**Challenge**
Show each line of the data below that has the string "this" in it.

↓↓↓

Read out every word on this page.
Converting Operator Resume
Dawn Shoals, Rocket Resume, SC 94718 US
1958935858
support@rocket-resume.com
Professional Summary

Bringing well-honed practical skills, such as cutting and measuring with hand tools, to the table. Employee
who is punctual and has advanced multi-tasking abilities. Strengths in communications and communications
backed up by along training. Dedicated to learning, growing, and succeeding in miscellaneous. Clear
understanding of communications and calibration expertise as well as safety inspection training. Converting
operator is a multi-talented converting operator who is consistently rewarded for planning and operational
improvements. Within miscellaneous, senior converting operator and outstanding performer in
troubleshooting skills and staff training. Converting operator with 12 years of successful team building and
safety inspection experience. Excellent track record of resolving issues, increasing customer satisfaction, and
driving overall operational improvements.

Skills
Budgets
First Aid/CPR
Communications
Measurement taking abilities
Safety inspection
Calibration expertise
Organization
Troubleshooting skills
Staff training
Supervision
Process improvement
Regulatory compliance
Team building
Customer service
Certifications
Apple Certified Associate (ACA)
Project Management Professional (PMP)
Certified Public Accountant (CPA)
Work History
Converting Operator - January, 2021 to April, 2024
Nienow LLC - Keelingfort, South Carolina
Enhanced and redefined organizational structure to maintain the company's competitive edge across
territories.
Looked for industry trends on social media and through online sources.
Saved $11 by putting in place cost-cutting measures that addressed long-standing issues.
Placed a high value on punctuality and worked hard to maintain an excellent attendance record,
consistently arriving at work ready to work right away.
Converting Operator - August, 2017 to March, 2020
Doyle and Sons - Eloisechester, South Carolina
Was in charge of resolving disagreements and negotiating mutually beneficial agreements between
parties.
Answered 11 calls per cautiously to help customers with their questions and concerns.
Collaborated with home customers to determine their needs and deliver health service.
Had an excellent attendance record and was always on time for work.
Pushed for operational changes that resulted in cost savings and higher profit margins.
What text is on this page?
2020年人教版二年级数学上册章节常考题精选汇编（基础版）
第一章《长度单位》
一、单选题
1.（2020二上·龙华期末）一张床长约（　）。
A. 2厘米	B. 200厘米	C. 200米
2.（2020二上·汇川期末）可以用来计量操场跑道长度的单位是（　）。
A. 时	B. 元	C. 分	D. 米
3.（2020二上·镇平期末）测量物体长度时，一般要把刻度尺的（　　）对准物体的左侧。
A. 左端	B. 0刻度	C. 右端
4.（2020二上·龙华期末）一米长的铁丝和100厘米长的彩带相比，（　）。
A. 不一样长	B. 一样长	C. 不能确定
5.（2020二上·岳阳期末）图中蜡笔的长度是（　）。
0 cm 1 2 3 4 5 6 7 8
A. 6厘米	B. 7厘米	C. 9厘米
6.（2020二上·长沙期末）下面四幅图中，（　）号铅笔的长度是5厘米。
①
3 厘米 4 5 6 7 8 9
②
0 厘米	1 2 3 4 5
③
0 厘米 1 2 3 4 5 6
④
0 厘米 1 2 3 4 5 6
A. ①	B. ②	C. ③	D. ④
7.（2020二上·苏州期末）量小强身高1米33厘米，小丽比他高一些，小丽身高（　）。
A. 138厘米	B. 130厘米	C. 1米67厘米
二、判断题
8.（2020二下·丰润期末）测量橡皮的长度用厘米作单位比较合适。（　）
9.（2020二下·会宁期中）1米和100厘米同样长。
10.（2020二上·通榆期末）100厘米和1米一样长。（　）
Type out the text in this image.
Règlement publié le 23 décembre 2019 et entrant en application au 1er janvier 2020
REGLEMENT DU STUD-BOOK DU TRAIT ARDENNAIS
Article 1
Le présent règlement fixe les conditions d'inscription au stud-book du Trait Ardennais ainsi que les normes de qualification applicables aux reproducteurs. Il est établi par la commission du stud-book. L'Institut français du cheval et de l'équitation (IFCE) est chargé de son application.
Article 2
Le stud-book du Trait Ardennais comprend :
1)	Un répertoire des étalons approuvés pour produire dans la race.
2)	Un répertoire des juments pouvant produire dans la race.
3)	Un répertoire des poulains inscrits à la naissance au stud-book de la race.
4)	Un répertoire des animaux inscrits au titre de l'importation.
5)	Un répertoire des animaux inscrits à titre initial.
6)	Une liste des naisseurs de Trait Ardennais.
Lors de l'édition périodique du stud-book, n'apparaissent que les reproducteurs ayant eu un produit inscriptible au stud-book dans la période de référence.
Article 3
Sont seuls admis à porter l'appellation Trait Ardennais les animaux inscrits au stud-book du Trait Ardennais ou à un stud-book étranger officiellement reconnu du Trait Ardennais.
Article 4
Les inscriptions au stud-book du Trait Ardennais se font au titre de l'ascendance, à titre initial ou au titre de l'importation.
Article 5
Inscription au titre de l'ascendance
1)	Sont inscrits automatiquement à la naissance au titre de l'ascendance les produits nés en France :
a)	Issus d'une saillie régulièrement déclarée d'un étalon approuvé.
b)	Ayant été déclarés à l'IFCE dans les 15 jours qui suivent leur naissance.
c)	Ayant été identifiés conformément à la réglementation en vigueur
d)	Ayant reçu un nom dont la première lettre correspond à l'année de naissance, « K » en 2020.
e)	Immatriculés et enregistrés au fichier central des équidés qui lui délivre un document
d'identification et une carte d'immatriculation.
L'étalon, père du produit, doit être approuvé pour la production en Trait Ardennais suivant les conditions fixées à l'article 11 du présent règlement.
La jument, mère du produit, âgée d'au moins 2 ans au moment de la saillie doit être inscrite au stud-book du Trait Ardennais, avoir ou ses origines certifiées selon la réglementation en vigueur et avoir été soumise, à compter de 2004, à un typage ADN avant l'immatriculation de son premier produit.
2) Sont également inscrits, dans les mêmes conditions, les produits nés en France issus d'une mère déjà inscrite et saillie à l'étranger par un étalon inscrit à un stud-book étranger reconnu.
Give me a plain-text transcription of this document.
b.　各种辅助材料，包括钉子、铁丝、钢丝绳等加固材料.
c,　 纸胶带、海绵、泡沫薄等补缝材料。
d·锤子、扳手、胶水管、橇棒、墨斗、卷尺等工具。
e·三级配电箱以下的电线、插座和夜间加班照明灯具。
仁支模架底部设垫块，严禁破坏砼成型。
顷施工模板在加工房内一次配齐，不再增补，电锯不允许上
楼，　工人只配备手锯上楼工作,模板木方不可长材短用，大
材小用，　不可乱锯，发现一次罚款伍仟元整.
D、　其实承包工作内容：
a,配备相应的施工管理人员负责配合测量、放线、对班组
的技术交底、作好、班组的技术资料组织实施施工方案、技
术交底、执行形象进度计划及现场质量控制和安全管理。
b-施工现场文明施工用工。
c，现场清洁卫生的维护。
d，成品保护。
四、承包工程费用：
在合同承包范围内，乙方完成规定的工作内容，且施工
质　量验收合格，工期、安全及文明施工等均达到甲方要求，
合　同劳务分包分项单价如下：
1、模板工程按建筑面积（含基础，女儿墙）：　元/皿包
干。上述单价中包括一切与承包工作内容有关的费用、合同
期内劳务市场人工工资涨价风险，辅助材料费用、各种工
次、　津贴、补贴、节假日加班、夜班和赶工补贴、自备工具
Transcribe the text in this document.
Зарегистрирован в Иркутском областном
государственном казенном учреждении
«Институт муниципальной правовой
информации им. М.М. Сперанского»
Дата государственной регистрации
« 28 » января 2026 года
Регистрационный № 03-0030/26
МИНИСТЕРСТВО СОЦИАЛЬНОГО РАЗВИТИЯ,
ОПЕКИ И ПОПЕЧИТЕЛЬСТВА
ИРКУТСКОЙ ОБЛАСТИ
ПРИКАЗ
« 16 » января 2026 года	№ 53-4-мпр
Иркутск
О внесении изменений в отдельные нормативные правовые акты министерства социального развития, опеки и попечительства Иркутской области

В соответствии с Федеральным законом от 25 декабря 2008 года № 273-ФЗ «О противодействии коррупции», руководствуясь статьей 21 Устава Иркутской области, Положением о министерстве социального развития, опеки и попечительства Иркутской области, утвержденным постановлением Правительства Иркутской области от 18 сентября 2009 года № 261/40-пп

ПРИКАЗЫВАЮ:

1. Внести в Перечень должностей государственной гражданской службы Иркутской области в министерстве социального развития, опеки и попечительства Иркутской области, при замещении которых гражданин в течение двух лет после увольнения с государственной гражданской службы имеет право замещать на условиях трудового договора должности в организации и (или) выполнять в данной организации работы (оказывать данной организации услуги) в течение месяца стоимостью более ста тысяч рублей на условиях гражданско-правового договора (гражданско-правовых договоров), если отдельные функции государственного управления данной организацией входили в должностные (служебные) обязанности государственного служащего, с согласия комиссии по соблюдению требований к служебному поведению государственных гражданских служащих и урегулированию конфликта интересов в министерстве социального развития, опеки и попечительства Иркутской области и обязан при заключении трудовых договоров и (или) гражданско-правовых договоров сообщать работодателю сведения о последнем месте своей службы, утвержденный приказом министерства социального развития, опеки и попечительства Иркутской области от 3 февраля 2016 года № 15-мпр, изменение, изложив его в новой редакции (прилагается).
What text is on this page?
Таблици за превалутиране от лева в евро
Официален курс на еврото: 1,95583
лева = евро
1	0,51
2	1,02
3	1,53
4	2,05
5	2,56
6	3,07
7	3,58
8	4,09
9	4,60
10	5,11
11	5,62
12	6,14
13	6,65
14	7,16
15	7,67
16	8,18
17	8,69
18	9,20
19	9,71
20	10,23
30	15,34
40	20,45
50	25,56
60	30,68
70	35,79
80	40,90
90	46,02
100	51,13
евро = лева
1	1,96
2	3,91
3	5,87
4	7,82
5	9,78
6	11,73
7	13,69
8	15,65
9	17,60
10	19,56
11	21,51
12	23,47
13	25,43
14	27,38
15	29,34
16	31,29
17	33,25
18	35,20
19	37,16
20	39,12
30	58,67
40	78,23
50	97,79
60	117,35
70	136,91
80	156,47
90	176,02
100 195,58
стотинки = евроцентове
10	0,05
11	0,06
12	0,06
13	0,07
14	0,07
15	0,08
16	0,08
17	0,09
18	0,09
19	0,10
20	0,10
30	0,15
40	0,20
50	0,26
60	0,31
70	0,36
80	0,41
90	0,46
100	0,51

↑↑↑

**Written answer**
Read out every word on this page.
What text is on this page?
Type out the text in this image.
Give me a plain-text transcription of this document.
Transcribe the text in this document.
What text is on this page?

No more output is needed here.